- [DO THIS]
Find every line of the listing below where "title" appears, and copy it.

** Begin INPUT FOR THIS TASK **

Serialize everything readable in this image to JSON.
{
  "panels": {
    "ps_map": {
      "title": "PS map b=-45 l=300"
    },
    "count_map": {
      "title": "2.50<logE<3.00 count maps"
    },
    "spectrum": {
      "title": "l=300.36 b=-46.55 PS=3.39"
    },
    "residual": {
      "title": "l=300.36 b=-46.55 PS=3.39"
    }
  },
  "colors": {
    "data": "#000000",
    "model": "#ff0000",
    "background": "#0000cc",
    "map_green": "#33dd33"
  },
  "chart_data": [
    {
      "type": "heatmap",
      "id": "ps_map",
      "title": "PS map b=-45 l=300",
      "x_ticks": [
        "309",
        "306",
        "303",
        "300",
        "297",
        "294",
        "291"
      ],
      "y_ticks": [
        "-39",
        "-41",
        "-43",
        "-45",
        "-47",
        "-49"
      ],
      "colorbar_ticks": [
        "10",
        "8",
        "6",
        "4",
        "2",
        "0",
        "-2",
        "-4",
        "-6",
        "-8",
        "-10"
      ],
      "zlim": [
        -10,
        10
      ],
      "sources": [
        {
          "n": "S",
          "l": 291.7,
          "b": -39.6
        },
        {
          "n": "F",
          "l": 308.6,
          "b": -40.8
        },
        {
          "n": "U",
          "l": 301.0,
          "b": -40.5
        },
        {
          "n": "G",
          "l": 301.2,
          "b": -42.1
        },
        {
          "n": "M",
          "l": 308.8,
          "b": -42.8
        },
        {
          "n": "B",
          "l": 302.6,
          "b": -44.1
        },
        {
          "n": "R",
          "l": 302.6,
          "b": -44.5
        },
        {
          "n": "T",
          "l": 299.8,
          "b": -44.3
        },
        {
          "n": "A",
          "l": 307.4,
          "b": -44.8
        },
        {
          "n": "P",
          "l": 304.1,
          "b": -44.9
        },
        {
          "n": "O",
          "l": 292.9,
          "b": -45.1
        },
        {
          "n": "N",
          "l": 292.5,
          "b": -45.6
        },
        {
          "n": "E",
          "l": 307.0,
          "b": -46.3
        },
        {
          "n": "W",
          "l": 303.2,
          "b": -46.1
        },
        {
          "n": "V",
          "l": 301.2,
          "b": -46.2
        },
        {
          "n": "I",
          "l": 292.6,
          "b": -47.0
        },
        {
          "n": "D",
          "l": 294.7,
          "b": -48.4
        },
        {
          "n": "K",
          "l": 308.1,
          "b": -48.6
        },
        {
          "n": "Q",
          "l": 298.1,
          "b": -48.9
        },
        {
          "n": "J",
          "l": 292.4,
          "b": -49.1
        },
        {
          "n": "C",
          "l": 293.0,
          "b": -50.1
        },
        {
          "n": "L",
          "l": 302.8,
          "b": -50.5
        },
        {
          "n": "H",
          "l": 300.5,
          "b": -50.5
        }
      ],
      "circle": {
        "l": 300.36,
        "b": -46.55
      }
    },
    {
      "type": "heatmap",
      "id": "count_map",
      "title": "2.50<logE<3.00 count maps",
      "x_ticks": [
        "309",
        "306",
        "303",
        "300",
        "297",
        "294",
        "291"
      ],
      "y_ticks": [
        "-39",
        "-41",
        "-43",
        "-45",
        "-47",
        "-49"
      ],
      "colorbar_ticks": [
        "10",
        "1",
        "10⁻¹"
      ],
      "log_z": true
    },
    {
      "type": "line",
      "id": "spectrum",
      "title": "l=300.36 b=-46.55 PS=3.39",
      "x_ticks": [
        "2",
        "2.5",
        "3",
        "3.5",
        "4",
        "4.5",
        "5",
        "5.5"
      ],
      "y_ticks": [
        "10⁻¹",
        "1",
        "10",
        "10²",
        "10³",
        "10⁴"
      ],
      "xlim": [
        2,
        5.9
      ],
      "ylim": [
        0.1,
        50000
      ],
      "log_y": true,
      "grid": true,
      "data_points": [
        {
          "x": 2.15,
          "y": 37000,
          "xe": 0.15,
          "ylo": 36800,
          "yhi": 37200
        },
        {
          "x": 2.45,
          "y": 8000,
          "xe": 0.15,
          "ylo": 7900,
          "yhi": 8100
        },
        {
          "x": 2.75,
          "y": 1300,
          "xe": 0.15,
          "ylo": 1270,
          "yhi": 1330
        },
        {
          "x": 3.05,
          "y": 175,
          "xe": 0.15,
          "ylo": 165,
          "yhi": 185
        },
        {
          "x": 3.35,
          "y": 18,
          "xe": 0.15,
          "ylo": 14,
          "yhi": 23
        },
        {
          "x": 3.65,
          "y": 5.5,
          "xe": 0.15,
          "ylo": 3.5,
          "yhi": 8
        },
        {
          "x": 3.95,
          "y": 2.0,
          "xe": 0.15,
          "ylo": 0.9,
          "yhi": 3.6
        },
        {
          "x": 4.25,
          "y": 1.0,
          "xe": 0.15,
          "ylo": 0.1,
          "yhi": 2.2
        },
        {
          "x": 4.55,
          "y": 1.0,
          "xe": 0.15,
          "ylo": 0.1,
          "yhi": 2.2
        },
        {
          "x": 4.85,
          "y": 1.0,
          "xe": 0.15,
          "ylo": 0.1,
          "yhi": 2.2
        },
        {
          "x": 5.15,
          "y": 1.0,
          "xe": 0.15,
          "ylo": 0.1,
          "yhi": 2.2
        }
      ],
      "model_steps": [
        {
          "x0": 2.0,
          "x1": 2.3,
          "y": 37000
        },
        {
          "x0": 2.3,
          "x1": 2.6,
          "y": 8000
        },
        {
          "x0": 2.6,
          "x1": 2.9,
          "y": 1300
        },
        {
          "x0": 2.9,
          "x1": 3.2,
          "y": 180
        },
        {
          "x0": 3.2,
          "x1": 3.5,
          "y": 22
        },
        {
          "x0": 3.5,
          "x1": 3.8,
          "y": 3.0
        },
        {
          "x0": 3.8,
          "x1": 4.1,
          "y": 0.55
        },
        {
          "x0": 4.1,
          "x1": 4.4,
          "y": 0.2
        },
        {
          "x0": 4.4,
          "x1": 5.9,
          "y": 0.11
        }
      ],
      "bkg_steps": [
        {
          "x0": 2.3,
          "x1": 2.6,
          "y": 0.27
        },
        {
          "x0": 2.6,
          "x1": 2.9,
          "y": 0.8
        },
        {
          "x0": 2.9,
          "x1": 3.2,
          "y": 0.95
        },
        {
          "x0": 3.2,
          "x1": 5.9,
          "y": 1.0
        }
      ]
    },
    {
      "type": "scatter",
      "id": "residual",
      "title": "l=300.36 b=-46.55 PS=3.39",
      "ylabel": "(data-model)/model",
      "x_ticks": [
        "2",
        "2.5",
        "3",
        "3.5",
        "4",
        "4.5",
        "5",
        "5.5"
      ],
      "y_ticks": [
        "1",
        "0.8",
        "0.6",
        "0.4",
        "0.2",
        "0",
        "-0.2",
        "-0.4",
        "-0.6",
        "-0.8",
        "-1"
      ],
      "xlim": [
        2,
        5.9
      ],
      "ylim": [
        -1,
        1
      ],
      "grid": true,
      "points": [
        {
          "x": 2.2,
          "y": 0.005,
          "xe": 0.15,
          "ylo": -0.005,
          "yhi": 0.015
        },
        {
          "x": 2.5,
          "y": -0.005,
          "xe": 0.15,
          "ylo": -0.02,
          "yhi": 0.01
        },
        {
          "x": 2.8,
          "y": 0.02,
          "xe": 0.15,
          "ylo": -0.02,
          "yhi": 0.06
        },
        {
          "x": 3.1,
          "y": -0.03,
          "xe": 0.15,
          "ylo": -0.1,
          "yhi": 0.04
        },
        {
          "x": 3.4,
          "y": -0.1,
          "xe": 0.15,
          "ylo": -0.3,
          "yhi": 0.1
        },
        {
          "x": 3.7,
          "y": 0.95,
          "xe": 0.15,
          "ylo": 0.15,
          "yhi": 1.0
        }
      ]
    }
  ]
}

** End INPUT FOR THIS TASK **

- [EXERCISE RESPONSE]
      "title": "PS map b=-45 l=300"
      "title": "2.50<logE<3.00 count maps"
      "title": "l=300.36 b=-46.55 PS=3.39"
      "title": "l=300.36 b=-46.55 PS=3.39"
      "title": "PS map b=-45 l=300",
      "title": "2.50<logE<3.00 count maps",
      "title": "l=300.36 b=-46.55 PS=3.39",
      "title": "l=300.36 b=-46.55 PS=3.39",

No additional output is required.